==== Dataset records
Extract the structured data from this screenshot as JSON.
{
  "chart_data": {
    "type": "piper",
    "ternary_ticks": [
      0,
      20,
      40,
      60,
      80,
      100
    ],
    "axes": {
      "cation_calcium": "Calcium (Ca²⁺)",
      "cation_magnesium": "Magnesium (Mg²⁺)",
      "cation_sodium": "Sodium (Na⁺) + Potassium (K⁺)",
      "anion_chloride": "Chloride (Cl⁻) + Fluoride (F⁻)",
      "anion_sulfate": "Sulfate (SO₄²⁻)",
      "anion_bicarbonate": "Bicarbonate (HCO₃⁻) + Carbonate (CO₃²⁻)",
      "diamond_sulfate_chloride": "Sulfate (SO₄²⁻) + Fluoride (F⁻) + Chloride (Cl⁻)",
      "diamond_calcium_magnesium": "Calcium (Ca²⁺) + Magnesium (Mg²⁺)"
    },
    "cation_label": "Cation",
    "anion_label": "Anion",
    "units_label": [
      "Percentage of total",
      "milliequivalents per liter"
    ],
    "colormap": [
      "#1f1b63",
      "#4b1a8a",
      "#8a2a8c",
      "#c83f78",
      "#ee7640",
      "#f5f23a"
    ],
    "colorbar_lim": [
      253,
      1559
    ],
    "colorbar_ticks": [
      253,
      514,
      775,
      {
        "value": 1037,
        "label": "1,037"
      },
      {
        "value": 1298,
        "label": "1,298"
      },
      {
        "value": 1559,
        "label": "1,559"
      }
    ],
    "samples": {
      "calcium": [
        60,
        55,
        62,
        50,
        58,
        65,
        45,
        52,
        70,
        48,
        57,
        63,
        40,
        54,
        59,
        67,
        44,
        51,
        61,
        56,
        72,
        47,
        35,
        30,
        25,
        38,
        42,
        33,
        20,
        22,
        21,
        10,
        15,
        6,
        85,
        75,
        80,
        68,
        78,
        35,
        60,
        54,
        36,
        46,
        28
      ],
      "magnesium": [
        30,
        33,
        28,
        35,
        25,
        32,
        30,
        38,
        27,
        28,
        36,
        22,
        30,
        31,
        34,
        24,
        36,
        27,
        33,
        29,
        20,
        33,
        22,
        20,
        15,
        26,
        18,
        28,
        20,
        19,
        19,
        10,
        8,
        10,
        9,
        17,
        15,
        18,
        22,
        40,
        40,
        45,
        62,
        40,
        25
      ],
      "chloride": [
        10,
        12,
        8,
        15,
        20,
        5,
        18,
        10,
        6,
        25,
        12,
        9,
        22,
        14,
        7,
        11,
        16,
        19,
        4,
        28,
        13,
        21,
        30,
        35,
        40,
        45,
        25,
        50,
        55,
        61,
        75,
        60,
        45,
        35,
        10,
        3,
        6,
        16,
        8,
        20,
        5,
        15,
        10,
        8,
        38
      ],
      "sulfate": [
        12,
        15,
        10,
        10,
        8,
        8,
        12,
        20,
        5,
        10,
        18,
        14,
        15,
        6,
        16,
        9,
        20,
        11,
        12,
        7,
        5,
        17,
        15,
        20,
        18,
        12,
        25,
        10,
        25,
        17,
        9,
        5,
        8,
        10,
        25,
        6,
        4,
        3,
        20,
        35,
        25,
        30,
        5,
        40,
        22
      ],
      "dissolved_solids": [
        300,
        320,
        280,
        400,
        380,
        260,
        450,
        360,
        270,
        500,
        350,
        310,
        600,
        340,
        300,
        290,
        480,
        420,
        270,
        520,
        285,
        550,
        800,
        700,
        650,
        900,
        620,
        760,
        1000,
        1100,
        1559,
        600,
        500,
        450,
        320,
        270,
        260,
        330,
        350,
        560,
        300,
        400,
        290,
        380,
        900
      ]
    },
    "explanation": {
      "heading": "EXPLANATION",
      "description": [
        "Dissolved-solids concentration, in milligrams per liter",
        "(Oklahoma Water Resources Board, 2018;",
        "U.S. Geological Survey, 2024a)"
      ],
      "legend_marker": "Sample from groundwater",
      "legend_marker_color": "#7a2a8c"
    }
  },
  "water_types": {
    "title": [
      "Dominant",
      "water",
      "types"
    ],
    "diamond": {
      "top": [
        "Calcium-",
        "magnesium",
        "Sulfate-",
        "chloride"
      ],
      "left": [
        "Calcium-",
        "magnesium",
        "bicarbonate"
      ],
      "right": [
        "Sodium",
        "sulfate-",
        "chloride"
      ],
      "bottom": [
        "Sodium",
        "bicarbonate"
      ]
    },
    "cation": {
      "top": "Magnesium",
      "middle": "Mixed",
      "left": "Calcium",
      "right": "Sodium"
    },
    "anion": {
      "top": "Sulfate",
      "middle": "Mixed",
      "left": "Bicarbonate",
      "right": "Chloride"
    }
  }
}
========
### The exercise
Which lines hold the string "liter"? Copy all of them from the data above.

### Expected answer
      "milliequivalents per liter"
        "Dissolved-solids concentration, in milligrams per liter",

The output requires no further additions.